:: Data to process
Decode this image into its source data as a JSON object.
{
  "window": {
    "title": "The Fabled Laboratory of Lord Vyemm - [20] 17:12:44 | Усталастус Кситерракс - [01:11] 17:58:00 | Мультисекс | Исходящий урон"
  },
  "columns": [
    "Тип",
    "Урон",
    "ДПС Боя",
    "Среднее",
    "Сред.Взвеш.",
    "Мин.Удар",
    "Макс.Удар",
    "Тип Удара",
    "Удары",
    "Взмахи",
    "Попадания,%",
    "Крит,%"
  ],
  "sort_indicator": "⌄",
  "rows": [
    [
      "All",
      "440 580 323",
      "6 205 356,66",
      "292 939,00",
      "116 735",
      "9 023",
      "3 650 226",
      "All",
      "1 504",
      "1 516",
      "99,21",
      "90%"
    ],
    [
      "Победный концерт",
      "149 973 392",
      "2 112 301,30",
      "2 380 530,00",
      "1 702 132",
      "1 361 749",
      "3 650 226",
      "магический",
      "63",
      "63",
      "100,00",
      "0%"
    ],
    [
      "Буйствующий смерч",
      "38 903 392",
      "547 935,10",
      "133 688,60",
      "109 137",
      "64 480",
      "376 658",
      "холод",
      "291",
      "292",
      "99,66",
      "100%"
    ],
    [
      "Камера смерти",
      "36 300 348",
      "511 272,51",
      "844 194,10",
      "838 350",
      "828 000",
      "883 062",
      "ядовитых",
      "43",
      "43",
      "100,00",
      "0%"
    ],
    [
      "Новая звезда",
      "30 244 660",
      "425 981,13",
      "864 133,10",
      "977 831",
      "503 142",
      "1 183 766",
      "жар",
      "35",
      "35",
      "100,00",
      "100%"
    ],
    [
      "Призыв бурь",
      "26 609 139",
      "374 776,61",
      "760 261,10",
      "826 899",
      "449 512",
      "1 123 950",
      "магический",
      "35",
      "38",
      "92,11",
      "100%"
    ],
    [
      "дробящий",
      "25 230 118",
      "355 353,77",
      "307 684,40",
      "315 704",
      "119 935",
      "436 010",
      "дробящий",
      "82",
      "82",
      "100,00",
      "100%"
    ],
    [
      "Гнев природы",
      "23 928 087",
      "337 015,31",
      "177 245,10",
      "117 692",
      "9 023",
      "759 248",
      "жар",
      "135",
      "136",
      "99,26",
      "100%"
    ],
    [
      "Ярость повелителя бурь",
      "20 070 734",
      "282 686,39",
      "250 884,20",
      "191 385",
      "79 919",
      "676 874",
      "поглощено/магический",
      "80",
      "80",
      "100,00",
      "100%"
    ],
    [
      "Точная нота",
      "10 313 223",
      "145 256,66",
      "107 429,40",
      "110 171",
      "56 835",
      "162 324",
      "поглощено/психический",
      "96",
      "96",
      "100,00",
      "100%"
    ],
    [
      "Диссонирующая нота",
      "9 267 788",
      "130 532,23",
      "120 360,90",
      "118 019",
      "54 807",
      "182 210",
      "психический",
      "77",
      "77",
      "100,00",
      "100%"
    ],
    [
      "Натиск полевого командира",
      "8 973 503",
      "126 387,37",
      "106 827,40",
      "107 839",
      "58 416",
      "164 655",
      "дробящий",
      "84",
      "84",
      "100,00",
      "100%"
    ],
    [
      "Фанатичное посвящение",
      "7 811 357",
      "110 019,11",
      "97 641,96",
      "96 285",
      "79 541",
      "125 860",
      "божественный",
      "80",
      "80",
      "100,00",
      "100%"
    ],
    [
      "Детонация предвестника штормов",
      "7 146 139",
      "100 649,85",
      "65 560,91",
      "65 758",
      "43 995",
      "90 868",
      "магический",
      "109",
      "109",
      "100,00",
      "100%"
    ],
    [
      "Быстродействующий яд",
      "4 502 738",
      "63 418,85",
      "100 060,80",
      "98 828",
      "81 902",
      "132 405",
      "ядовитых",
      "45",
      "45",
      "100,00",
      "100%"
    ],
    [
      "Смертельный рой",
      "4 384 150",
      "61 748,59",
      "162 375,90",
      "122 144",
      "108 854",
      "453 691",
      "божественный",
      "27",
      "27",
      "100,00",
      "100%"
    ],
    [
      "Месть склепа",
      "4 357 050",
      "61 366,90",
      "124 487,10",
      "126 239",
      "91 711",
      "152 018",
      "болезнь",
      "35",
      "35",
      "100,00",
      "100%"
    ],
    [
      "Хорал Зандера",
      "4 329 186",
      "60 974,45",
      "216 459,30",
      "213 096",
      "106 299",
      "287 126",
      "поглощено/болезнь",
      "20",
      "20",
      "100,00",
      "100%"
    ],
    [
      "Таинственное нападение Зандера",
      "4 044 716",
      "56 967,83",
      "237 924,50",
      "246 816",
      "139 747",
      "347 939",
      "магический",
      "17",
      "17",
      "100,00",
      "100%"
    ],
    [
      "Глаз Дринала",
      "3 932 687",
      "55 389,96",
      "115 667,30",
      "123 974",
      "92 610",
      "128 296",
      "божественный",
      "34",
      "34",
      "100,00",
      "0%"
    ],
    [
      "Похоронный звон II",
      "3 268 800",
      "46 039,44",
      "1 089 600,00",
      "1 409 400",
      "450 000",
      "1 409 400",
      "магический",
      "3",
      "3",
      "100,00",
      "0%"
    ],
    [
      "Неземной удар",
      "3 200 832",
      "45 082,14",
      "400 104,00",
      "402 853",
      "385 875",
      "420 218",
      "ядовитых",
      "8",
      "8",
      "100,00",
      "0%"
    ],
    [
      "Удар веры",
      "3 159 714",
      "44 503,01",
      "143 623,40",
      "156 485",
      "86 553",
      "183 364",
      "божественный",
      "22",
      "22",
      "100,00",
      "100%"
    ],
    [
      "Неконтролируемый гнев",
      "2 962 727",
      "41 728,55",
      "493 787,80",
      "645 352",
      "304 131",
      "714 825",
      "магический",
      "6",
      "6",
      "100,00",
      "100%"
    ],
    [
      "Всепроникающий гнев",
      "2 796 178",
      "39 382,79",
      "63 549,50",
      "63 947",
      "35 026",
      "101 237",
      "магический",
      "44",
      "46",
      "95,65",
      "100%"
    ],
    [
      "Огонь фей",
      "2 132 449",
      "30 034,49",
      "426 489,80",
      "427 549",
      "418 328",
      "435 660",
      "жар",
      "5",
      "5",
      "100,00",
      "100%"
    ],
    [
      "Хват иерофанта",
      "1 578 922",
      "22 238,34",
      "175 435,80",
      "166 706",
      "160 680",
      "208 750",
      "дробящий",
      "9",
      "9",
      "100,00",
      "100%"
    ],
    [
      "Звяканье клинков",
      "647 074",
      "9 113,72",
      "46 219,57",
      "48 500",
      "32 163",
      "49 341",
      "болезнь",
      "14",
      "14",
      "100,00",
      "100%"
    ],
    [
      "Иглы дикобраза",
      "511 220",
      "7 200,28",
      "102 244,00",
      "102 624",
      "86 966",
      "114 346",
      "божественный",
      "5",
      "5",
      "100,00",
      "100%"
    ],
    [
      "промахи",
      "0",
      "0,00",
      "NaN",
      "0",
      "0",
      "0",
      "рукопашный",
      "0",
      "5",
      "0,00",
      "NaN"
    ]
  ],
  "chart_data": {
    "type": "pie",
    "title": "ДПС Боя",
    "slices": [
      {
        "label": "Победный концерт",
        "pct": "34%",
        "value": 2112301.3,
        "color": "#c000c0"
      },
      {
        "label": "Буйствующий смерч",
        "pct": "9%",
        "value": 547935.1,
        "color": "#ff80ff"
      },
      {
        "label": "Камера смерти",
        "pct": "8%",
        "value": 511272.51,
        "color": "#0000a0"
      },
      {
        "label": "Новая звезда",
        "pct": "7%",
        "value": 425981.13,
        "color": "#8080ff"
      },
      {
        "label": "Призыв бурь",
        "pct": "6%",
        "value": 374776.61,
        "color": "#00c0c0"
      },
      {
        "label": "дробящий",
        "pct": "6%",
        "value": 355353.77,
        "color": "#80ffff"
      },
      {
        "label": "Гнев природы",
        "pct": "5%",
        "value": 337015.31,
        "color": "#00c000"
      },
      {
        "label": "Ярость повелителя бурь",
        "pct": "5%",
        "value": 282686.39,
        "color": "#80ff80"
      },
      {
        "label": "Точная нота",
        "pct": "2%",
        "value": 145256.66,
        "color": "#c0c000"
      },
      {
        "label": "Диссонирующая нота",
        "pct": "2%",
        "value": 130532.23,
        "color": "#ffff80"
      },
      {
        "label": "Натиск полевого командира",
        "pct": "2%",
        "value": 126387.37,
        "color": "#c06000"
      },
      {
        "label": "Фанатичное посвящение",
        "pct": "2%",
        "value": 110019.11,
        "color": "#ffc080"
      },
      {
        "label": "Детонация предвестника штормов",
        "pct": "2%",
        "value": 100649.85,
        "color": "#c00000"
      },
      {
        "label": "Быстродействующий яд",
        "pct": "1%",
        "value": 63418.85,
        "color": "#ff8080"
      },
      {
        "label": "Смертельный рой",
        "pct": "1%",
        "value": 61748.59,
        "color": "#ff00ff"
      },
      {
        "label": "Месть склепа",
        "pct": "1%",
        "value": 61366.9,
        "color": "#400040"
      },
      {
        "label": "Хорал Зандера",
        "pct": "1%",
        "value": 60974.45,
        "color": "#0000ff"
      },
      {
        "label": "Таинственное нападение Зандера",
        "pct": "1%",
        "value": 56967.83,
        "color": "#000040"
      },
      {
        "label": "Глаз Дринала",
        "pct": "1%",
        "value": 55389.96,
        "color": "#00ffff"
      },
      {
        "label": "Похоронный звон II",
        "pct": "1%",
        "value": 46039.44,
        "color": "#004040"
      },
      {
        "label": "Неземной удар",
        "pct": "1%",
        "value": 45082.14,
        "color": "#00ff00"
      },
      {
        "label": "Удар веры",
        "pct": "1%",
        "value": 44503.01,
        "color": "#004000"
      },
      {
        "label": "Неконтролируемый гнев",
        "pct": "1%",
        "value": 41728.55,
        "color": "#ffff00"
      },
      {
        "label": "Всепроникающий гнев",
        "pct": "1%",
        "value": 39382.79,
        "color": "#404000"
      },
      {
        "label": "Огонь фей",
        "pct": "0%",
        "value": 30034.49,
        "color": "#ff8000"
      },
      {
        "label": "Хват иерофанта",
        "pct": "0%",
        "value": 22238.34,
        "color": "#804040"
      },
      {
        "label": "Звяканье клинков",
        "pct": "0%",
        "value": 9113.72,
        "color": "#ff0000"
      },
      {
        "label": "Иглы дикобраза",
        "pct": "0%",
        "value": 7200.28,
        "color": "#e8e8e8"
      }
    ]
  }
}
::::
■ Task details ■
Pull out each line of the records holding the string "звон".

■ Exercise output ■
      "Похоронный звон II",
        "label": "Похоронный звон II",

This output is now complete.